::: Records for the exercise :::

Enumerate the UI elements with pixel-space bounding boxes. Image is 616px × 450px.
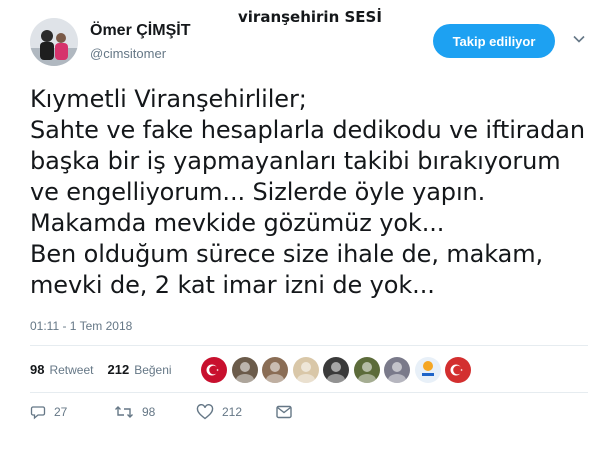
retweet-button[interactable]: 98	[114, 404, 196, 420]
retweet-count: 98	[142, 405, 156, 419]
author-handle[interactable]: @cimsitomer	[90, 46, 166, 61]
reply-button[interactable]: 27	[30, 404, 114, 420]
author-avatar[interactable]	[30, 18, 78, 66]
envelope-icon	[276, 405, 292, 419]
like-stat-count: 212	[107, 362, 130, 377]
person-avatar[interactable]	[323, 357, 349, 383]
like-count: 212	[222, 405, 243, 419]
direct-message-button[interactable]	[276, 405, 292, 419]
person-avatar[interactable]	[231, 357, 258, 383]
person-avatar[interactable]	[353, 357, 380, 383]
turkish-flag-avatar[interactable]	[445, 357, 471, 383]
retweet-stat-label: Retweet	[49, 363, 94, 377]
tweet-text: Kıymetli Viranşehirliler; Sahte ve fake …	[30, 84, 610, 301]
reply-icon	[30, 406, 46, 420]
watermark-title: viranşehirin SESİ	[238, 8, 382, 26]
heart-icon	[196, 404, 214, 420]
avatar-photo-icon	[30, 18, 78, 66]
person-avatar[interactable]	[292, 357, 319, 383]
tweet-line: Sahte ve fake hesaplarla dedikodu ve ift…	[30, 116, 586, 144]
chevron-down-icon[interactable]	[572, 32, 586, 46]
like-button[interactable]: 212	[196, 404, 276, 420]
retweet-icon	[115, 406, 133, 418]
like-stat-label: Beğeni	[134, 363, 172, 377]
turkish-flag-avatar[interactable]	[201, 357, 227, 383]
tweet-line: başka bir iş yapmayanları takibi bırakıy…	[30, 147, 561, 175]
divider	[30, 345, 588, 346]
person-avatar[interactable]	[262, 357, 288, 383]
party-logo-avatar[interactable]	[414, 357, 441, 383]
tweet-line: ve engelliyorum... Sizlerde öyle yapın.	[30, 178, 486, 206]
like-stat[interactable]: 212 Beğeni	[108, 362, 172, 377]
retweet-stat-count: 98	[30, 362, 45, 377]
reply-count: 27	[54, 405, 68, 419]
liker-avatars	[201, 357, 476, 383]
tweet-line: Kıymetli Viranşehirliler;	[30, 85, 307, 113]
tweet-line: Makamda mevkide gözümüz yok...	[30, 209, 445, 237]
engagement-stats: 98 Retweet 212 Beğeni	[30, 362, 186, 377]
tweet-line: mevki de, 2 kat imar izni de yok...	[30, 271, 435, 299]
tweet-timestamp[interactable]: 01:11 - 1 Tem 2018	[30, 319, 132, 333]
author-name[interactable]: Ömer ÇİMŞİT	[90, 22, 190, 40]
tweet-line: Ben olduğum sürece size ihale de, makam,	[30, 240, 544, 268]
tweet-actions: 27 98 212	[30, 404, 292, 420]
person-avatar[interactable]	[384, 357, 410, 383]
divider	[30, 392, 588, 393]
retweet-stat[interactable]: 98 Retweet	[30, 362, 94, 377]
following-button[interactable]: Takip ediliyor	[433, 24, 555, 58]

:::
::: Records for the exercise :::

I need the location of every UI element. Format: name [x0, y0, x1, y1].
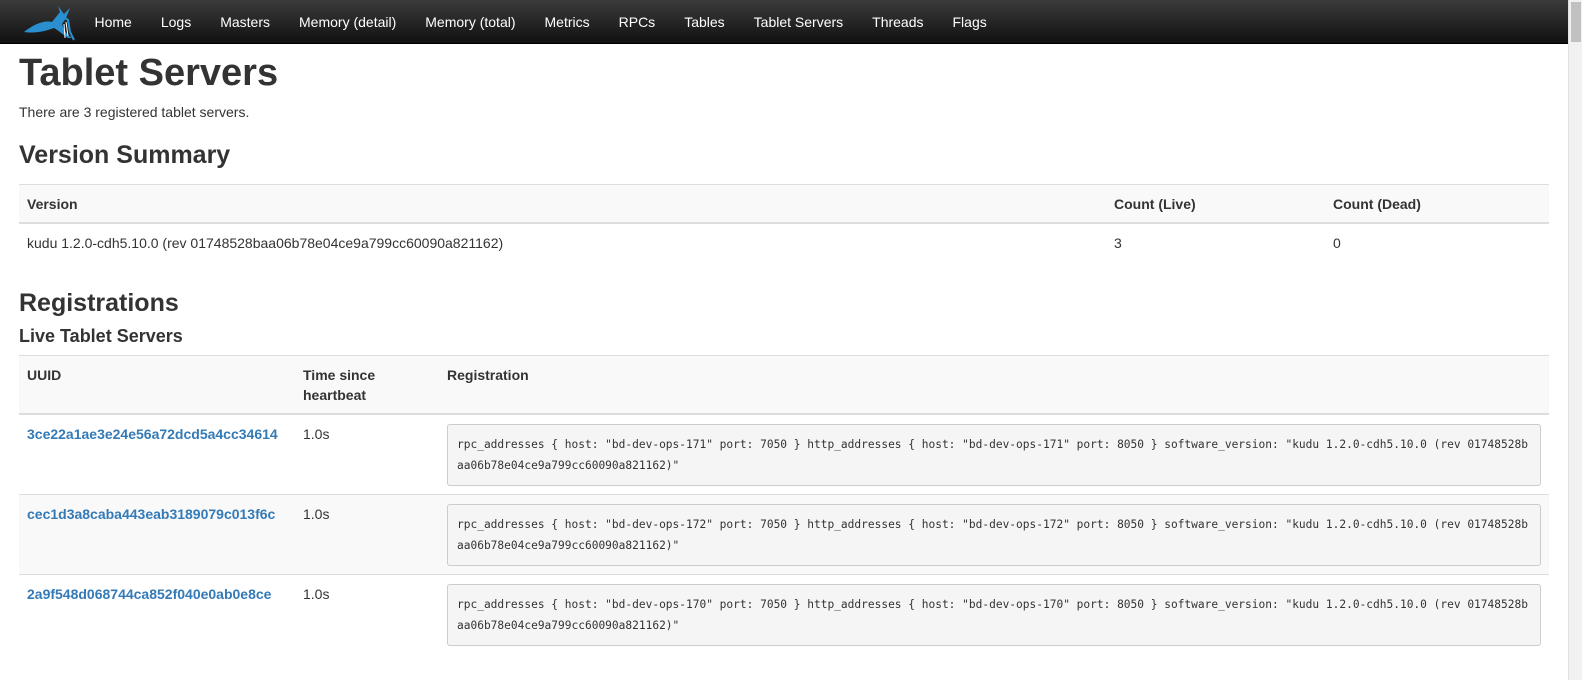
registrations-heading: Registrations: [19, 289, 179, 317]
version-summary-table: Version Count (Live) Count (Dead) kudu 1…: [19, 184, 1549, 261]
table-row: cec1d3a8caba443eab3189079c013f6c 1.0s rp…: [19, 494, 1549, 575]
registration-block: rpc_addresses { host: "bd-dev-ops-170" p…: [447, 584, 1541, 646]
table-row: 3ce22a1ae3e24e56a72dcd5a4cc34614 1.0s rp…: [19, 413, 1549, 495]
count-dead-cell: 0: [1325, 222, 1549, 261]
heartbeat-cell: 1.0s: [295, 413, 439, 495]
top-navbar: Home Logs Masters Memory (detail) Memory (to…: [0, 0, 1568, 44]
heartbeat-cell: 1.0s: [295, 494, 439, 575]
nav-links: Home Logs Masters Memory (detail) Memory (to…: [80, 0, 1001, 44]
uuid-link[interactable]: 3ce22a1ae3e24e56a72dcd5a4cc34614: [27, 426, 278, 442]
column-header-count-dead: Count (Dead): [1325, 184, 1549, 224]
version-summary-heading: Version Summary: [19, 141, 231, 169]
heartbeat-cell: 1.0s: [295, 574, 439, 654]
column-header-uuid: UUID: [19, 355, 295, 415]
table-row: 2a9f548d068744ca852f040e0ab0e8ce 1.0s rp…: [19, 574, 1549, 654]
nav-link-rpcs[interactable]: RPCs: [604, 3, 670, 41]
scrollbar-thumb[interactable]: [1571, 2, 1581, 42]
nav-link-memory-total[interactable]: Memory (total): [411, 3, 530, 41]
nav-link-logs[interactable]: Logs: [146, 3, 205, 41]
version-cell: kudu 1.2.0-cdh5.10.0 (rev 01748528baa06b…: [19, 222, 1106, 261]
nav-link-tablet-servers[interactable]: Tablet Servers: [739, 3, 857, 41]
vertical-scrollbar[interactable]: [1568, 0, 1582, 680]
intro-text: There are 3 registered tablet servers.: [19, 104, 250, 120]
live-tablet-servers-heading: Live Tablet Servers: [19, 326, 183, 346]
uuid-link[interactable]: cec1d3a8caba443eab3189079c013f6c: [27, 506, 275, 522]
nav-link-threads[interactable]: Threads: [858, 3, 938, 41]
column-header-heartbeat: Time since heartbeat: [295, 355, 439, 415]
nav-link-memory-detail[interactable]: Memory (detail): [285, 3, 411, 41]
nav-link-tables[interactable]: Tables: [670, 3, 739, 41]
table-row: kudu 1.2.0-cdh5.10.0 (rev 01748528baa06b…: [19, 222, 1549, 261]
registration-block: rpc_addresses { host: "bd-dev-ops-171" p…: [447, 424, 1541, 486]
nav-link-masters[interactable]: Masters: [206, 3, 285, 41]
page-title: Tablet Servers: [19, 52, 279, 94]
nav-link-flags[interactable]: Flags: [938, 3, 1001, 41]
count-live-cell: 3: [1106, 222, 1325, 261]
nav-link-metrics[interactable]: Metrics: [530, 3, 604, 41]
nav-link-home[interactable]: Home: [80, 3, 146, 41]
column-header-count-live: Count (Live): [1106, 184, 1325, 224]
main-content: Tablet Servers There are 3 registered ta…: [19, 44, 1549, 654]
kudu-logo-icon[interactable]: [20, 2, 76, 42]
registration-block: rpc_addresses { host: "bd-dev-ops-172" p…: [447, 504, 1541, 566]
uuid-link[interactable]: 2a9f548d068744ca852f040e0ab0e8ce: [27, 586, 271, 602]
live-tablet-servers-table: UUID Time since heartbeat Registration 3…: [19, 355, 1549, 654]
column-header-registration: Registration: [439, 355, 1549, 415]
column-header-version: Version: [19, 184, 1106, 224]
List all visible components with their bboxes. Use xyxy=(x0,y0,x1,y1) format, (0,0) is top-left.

:::

## Goal
Render the entries in the first block as a JSON list of strings, one string per line with blank lines left out, starting at the line that contains "404, 196, 420]" and stopping after the line that contains "85, 307, 113]".

## Reply
[
  "retweet-button[interactable]: 98\t[114, 404, 196, 420]",
  "retweet-count: 98\t[142, 405, 156, 419]",
  "author-handle[interactable]: @cimsitomer\t[90, 46, 166, 61]",
  "reply-button[interactable]: 27\t[30, 404, 114, 420]",
  "author-avatar[interactable]\t[30, 18, 78, 66]",
  "envelope-icon\t[276, 405, 292, 419]",
  "like-stat-count: 212\t[107, 362, 130, 377]",
  "person-avatar[interactable]\t[323, 357, 349, 383]",
  "like-count: 212\t[222, 405, 243, 419]",
  "direct-message-button[interactable]\t[276, 405, 292, 419]",
  "person-avatar[interactable]\t[231, 357, 258, 383]",
  "person-avatar[interactable]\t[353, 357, 380, 383]",
  "turkish-flag-avatar[interactable]\t[445, 357, 471, 383]",
  "retweet-stat-label: Retweet\t[49, 363, 94, 377]",
  "tweet-text: Kıymetli Viranşehirliler; Sahte ve fake …\t[30, 84, 610, 301]",
  "reply-icon\t[30, 406, 46, 420]",
  "watermark-title: viranşehirin SESİ\t[238, 8, 382, 26]",
  "heart-icon\t[196, 404, 214, 420]",
  "avatar-photo-icon\t[30, 18, 78, 66]",
  "person-avatar[interactable]\t[292, 357, 319, 383]",
  "tweet-line: Sahte ve fake hesaplarla dedikodu ve ift…\t[30, 116, 586, 144]",
  "chevron-down-icon[interactable]\t[572, 32, 586, 46]",
  "like-button[interactable]: 212\t[196, 404, 276, 420]",
  "retweet-icon\t[115, 406, 133, 418]",
  "like-stat-label: Beğeni\t[134, 363, 172, 377]",
  "turkish-flag-avatar[interactable]\t[201, 357, 227, 383]",
  "tweet-line: başka bir iş yapmayanları takibi bırakıy…\t[30, 147, 561, 175]",
  "divider\t[30, 345, 588, 346]",
  "person-avatar[interactable]\t[262, 357, 288, 383]",
  "party-logo-avatar[interactable]\t[414, 357, 441, 383]",
  "tweet-line: ve engelliyorum... Sizlerde öyle yapın.\t[30, 178, 486, 206]",
  "like-stat[interactable]: 212 Beğeni\t[108, 362, 172, 377]",
  "retweet-stat-count: 98\t[30, 362, 45, 377]",
  "reply-count: 27\t[54, 405, 68, 419]",
  "liker-avatars\t[201, 357, 476, 383]",
  "tweet-line: Kıymetli Viranşehirliler;\t[30, 85, 307, 113]"
]